Problem details> Transcribe the records exactly from the line with "Convert this document image to plain text." to the end, both included.
[Start Records supplied]
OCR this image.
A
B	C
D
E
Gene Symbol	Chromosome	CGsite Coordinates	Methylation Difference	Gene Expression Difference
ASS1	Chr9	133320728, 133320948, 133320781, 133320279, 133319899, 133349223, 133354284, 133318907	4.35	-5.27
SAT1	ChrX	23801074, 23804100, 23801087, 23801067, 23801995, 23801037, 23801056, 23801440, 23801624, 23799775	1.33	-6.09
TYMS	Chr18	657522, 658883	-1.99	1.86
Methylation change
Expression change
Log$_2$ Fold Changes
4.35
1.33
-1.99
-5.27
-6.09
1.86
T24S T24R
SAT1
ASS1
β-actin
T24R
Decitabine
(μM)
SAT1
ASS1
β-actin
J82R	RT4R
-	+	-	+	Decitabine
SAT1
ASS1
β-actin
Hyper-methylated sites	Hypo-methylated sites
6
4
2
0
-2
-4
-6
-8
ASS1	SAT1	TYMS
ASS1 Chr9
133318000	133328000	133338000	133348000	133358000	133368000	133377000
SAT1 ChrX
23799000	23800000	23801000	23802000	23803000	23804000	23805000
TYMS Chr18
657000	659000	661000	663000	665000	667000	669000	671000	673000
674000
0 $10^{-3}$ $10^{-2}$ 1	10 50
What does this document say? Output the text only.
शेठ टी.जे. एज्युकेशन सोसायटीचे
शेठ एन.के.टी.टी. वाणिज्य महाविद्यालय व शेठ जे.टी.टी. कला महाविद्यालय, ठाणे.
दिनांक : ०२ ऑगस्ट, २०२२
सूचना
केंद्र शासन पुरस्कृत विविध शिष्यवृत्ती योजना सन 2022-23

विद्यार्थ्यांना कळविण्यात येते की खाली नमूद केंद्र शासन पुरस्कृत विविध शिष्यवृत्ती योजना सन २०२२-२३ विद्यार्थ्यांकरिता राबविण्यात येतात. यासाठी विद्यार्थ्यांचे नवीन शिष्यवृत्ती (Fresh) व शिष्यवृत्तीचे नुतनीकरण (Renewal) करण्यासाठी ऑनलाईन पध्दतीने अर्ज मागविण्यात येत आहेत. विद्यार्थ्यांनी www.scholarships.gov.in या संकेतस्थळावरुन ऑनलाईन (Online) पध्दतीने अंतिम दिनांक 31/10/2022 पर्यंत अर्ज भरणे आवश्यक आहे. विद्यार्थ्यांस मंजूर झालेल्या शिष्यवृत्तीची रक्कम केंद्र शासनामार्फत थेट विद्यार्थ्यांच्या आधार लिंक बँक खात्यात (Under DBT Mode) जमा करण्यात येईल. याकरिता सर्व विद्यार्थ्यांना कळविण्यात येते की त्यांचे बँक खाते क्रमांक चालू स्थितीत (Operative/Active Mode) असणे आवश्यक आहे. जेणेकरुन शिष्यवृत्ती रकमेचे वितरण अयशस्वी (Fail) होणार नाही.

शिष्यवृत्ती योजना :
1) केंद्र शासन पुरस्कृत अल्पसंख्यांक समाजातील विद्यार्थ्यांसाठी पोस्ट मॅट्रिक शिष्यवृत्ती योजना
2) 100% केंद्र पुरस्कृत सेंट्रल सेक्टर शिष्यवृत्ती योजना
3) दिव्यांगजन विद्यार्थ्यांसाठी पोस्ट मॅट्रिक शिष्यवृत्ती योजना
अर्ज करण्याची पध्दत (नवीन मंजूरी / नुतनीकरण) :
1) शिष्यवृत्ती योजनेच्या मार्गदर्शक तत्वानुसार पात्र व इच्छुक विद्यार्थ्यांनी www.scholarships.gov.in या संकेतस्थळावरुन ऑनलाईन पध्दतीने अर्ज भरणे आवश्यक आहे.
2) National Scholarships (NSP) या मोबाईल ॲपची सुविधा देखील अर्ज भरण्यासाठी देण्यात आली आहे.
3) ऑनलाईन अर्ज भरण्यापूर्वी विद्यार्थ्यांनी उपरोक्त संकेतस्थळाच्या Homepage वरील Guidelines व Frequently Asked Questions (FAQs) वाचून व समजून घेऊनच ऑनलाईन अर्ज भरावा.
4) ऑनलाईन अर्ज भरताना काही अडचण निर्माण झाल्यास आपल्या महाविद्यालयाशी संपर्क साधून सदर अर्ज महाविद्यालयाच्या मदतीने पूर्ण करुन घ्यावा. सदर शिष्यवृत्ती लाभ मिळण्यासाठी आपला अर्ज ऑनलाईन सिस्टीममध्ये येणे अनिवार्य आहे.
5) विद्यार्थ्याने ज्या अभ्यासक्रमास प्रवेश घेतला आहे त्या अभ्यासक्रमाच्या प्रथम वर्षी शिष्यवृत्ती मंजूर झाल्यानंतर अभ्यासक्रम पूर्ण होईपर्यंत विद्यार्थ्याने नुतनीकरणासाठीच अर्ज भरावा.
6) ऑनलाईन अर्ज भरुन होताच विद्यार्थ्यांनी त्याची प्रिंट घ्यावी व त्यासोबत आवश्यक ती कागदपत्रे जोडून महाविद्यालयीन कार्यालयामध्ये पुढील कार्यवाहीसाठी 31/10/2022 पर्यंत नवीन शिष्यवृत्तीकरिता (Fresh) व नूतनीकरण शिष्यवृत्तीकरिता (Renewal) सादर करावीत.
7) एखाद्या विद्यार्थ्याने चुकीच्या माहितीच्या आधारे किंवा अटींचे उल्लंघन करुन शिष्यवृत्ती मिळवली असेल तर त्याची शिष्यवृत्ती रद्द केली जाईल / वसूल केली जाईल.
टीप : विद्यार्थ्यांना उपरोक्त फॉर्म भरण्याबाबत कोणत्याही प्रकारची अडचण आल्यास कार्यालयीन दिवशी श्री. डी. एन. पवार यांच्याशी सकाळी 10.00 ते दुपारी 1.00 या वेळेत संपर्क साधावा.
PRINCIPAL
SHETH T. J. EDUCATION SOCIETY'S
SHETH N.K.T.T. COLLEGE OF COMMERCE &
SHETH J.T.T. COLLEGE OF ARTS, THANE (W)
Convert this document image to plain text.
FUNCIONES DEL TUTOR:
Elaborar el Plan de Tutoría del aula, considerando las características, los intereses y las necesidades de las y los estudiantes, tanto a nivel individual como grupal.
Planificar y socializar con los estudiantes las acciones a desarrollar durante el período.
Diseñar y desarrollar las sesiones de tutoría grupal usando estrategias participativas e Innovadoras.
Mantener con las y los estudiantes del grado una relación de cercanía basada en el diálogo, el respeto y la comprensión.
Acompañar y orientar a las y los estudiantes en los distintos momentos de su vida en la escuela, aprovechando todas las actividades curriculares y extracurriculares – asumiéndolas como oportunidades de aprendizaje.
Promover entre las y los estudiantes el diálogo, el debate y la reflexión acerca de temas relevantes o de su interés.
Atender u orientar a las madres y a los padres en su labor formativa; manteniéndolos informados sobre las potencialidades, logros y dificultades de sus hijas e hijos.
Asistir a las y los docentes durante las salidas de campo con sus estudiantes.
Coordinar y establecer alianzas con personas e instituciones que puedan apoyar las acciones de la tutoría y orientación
[End Records supplied]
Reply to the exercise>
Convert this document image to plain text.
FUNCIONES DEL TUTOR:
Elaborar el Plan de Tutoría del aula, considerando las características, los intereses y las necesidades de las y los estudiantes, tanto a nivel individual como grupal.
Planificar y socializar con los estudiantes las acciones a desarrollar durante el período.
Diseñar y desarrollar las sesiones de tutoría grupal usando estrategias participativas e Innovadoras.
Mantener con las y los estudiantes del grado una relación de cercanía basada en el diálogo, el respeto y la comprensión.
Acompañar y orientar a las y los estudiantes en los distintos momentos de su vida en la escuela, aprovechando todas las actividades curriculares y extracurriculares – asumiéndolas como oportunidades de aprendizaje.
Promover entre las y los estudiantes el diálogo, el debate y la reflexión acerca de temas relevantes o de su interés.
Atender u orientar a las madres y a los padres en su labor formativa; manteniéndolos informados sobre las potencialidades, logros y dificultades de sus hijas e hijos.
Asistir a las y los docentes durante las salidas de campo con sus estudiantes.
Coordinar y establecer alianzas con personas e instituciones que puedan apoyar las acciones de la tutoría y orientación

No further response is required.